TASK DIRECTIONS ▸
Locate the string "icon" in the listing below. Copy every line where it is found.

··· RECORDED INFORMATION

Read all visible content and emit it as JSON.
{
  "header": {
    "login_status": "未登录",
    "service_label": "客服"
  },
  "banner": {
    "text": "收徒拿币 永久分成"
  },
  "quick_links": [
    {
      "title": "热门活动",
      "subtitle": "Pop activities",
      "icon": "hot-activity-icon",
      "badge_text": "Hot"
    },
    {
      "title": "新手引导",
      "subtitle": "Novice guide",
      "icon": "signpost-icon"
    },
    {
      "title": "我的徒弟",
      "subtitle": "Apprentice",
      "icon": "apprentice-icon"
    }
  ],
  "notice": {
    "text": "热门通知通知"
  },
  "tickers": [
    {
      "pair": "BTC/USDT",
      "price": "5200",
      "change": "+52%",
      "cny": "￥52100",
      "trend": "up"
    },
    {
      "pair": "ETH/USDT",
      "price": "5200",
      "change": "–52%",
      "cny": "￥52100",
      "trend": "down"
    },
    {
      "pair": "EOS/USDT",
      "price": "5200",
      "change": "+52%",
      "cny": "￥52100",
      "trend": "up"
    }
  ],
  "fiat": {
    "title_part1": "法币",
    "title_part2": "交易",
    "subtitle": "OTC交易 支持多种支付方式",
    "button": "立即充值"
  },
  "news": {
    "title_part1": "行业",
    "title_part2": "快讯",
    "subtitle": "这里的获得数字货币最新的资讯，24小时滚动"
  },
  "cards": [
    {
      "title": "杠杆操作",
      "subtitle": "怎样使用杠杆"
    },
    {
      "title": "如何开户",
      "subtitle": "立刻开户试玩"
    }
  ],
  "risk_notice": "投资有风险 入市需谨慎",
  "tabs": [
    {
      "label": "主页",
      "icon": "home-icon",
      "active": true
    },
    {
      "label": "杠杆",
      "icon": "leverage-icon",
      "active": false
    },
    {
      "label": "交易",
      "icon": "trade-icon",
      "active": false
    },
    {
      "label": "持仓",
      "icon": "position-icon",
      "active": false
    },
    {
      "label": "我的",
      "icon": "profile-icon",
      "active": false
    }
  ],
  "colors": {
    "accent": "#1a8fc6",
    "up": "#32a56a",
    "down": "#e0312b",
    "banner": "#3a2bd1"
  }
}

······

RESPONSE TO THE TASK ▸
      "icon": "hot-activity-icon",
      "icon": "signpost-icon"
      "icon": "apprentice-icon"
      "icon": "home-icon",
      "icon": "leverage-icon",
      "icon": "trade-icon",
      "icon": "position-icon",
      "icon": "profile-icon",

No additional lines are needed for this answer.